* Stored items:
====
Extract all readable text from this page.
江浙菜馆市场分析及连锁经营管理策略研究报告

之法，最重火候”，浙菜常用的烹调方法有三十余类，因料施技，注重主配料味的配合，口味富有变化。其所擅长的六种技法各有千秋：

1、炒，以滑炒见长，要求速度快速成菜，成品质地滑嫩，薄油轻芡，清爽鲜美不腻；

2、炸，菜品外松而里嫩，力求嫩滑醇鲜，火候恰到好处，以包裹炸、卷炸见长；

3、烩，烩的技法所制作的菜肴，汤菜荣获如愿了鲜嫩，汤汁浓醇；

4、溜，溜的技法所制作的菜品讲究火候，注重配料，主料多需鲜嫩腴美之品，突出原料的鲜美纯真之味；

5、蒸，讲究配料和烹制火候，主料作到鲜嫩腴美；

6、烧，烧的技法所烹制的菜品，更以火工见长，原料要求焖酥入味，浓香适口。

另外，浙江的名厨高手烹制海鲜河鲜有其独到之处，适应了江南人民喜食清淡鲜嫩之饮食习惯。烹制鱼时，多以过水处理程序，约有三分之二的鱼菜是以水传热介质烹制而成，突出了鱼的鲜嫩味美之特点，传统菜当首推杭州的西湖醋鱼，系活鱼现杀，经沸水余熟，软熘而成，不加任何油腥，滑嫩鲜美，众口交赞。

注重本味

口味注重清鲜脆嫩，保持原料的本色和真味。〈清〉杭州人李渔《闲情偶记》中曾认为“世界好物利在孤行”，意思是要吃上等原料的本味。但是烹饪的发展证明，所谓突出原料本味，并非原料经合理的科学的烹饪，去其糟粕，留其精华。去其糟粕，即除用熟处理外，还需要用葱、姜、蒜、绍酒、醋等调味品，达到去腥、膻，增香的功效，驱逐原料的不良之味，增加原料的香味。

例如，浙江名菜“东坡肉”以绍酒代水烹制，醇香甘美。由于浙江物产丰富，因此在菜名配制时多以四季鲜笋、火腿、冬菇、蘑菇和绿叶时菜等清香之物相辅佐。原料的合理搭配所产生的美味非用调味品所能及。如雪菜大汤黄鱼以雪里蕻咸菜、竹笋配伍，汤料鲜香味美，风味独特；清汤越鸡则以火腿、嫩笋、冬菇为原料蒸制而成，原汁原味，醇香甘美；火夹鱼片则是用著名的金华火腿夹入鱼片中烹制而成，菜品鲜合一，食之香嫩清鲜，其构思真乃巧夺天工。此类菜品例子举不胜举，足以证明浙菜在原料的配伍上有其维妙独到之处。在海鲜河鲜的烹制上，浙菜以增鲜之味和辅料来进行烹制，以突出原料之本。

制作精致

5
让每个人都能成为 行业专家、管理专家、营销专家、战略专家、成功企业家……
====
* YOUR GOAL:
The entries above should be repeated exactly, every one of them.

* TASK RESPONSE:
Extract all readable text from this page.
江浙菜馆市场分析及连锁经营管理策略研究报告

之法，最重火候”，浙菜常用的烹调方法有三十余类，因料施技，注重主配料味的配合，口味富有变化。其所擅长的六种技法各有千秋：

1、炒，以滑炒见长，要求速度快速成菜，成品质地滑嫩，薄油轻芡，清爽鲜美不腻；

2、炸，菜品外松而里嫩，力求嫩滑醇鲜，火候恰到好处，以包裹炸、卷炸见长；

3、烩，烩的技法所制作的菜肴，汤菜荣获如愿了鲜嫩，汤汁浓醇；

4、溜，溜的技法所制作的菜品讲究火候，注重配料，主料多需鲜嫩腴美之品，突出原料的鲜美纯真之味；

5、蒸，讲究配料和烹制火候，主料作到鲜嫩腴美；

6、烧，烧的技法所烹制的菜品，更以火工见长，原料要求焖酥入味，浓香适口。

另外，浙江的名厨高手烹制海鲜河鲜有其独到之处，适应了江南人民喜食清淡鲜嫩之饮食习惯。烹制鱼时，多以过水处理程序，约有三分之二的鱼菜是以水传热介质烹制而成，突出了鱼的鲜嫩味美之特点，传统菜当首推杭州的西湖醋鱼，系活鱼现杀，经沸水余熟，软熘而成，不加任何油腥，滑嫩鲜美，众口交赞。

注重本味

口味注重清鲜脆嫩，保持原料的本色和真味。〈清〉杭州人李渔《闲情偶记》中曾认为“世界好物利在孤行”，意思是要吃上等原料的本味。但是烹饪的发展证明，所谓突出原料本味，并非原料经合理的科学的烹饪，去其糟粕，留其精华。去其糟粕，即除用熟处理外，还需要用葱、姜、蒜、绍酒、醋等调味品，达到去腥、膻，增香的功效，驱逐原料的不良之味，增加原料的香味。

例如，浙江名菜“东坡肉”以绍酒代水烹制，醇香甘美。由于浙江物产丰富，因此在菜名配制时多以四季鲜笋、火腿、冬菇、蘑菇和绿叶时菜等清香之物相辅佐。原料的合理搭配所产生的美味非用调味品所能及。如雪菜大汤黄鱼以雪里蕻咸菜、竹笋配伍，汤料鲜香味美，风味独特；清汤越鸡则以火腿、嫩笋、冬菇为原料蒸制而成，原汁原味，醇香甘美；火夹鱼片则是用著名的金华火腿夹入鱼片中烹制而成，菜品鲜合一，食之香嫩清鲜，其构思真乃巧夺天工。此类菜品例子举不胜举，足以证明浙菜在原料的配伍上有其维妙独到之处。在海鲜河鲜的烹制上，浙菜以增鲜之味和辅料来进行烹制，以突出原料之本。

制作精致

5
让每个人都能成为 行业专家、管理专家、营销专家、战略专家、成功企业家……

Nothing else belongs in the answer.